Written instruction
Reproduce each line of the material precisely.

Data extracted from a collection
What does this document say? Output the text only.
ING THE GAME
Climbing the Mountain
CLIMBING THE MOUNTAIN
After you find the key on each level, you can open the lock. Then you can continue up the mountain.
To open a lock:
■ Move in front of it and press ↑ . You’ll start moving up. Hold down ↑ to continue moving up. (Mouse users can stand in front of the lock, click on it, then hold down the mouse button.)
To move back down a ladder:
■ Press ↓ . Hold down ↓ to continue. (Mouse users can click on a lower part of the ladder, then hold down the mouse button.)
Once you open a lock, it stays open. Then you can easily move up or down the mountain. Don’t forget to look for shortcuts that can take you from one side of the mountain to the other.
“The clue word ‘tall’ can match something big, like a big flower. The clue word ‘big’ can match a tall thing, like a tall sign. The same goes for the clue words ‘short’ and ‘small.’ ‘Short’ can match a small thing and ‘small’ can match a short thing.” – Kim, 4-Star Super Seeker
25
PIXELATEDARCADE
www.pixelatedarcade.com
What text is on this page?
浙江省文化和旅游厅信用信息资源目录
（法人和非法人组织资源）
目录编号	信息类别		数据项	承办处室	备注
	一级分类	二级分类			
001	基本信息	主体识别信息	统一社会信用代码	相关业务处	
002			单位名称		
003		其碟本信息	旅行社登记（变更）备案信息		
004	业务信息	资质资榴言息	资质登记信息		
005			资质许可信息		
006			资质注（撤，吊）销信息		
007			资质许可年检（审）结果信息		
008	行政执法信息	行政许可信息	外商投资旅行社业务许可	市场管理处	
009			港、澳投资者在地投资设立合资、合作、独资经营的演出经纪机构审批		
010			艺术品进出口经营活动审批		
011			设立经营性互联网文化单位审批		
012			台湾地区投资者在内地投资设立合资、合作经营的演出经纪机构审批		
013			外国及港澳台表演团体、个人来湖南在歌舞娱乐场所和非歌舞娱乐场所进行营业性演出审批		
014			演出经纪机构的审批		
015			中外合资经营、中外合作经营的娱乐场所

Complete output
What does this document say? Output the text only.
ING THE GAME
Climbing the Mountain
CLIMBING THE MOUNTAIN
After you find the key on each level, you can open the lock. Then you can continue up the mountain.
To open a lock:
■ Move in front of it and press ↑ . You’ll start moving up. Hold down ↑ to continue moving up. (Mouse users can stand in front of the lock, click on it, then hold down the mouse button.)
To move back down a ladder:
■ Press ↓ . Hold down ↓ to continue. (Mouse users can click on a lower part of the ladder, then hold down the mouse button.)
Once you open a lock, it stays open. Then you can easily move up or down the mountain. Don’t forget to look for shortcuts that can take you from one side of the mountain to the other.
“The clue word ‘tall’ can match something big, like a big flower. The clue word ‘big’ can match a tall thing, like a tall sign. The same goes for the clue words ‘short’ and ‘small.’ ‘Short’ can match a small thing and ‘small’ can match a short thing.” – Kim, 4-Star Super Seeker
25
PIXELATEDARCADE
www.pixelatedarcade.com
What text is on this page?
浙江省文化和旅游厅信用信息资源目录
（法人和非法人组织资源）
目录编号	信息类别		数据项	承办处室	备注
	一级分类	二级分类			
001	基本信息	主体识别信息	统一社会信用代码	相关业务处	
002			单位名称		
003		其碟本信息	旅行社登记（变更）备案信息		
004	业务信息	资质资榴言息	资质登记信息		
005			资质许可信息		
006			资质注（撤，吊）销信息		
007			资质许可年检（审）结果信息		
008	行政执法信息	行政许可信息	外商投资旅行社业务许可	市场管理处	
009			港、澳投资者在地投资设立合资、合作、独资经营的演出经纪机构审批		
010			艺术品进出口经营活动审批		
011			设立经营性互联网文化单位审批		
012			台湾地区投资者在内地投资设立合资、合作经营的演出经纪机构审批		
013			外国及港澳台表演团体、个人来湖南在歌舞娱乐场所和非歌舞娱乐场所进行营业性演出审批		
014			演出经纪机构的审批		
015			中外合资经营、中外合作经营的娱乐场所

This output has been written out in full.